Goal: Across the entries, how many lines have the string "здравоохранения" in them? Reply with only a number.

-- begin Information given --

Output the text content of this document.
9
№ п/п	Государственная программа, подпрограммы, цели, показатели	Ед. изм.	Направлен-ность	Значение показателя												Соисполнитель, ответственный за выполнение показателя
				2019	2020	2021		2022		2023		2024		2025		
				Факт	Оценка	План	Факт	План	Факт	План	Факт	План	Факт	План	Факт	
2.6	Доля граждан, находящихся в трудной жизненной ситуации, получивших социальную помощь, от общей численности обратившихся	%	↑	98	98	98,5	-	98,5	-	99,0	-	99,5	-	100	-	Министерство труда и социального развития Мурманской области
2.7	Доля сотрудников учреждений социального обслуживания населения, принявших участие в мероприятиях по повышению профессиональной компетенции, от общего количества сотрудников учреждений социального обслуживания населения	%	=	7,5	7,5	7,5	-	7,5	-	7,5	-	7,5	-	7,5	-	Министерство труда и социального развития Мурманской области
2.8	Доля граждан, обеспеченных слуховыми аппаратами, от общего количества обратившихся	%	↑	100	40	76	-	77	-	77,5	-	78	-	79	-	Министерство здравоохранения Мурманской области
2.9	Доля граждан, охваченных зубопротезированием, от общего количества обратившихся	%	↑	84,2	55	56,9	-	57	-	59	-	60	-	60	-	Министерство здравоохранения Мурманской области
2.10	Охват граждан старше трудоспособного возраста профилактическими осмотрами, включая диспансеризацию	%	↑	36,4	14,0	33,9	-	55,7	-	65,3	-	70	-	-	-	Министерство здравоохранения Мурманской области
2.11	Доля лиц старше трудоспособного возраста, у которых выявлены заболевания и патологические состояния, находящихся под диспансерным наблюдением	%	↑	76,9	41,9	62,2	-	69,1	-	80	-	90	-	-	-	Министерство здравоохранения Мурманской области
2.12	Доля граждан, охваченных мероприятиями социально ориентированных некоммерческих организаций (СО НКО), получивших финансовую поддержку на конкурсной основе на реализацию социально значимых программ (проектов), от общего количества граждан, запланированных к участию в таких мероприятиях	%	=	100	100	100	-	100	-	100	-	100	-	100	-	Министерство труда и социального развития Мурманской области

-- end Information given --

Full answer: 4